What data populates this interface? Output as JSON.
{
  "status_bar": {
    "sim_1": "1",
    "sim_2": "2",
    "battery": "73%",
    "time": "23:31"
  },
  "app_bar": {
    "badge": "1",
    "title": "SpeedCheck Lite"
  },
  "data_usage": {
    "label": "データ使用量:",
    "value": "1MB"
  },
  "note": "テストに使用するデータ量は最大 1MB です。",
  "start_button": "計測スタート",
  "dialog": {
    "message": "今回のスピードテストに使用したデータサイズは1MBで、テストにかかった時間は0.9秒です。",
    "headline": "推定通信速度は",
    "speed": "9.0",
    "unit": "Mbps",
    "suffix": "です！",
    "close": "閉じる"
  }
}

*WHAT IS REQUIRED*: Extract all of the data shown above without alteration.

*RESULT*:
What data populates this interface? Output as JSON.
{
  "status_bar": {
    "sim_1": "1",
    "sim_2": "2",
    "battery": "73%",
    "time": "23:31"
  },
  "app_bar": {
    "badge": "1",
    "title": "SpeedCheck Lite"
  },
  "data_usage": {
    "label": "データ使用量:",
    "value": "1MB"
  },
  "note": "テストに使用するデータ量は最大 1MB です。",
  "start_button": "計測スタート",
  "dialog": {
    "message": "今回のスピードテストに使用したデータサイズは1MBで、テストにかかった時間は0.9秒です。",
    "headline": "推定通信速度は",
    "speed": "9.0",
    "unit": "Mbps",
    "suffix": "です！",
    "close": "閉じる"
  }
}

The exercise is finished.